EXERCISE PROMPT
Show each line from the listing that includes the word "frac".

MATERIALS PROVIDED
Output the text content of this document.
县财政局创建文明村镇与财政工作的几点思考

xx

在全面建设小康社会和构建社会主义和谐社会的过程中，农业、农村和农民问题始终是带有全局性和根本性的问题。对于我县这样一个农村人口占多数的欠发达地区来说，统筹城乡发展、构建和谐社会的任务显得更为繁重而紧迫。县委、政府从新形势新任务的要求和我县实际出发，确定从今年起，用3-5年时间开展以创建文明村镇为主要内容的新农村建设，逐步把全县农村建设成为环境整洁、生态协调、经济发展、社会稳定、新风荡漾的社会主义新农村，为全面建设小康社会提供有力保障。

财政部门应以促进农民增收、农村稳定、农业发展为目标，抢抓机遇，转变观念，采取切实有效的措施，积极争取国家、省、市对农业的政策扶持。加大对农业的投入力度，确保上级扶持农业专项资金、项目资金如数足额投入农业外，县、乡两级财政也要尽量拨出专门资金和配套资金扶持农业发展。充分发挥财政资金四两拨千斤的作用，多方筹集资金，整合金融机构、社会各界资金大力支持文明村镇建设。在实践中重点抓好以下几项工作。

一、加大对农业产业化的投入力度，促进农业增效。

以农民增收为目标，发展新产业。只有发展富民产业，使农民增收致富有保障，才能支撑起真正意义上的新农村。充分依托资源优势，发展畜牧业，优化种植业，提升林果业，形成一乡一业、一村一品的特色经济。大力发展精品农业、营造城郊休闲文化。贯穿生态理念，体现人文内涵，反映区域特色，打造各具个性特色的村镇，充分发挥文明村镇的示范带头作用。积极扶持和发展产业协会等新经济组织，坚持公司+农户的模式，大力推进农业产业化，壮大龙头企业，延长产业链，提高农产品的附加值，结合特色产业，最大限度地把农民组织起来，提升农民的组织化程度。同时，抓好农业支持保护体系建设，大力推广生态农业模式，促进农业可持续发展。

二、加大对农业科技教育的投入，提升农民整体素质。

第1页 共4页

==

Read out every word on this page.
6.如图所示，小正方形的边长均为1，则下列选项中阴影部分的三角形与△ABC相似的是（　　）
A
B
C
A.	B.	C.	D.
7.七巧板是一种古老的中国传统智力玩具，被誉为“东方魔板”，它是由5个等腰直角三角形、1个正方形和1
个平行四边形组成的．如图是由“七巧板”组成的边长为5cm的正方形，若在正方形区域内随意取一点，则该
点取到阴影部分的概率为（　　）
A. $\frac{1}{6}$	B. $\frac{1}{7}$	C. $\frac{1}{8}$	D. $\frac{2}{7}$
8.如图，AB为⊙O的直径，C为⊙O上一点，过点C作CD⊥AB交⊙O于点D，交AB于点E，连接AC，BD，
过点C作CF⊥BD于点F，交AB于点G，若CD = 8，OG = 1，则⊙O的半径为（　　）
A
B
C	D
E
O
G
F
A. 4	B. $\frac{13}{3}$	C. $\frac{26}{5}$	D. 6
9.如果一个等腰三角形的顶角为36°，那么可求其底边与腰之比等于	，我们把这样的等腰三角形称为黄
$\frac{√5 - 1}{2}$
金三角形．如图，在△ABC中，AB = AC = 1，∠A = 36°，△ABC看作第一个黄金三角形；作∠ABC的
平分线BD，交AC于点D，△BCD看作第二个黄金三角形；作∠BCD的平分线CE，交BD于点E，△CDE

EXERCISE RESPONSE
A. $\frac{1}{6}$	B. $\frac{1}{7}$	C. $\frac{1}{8}$	D. $\frac{2}{7}$
A. 4	B. $\frac{13}{3}$	C. $\frac{26}{5}$	D. 6
$\frac{√5 - 1}{2}$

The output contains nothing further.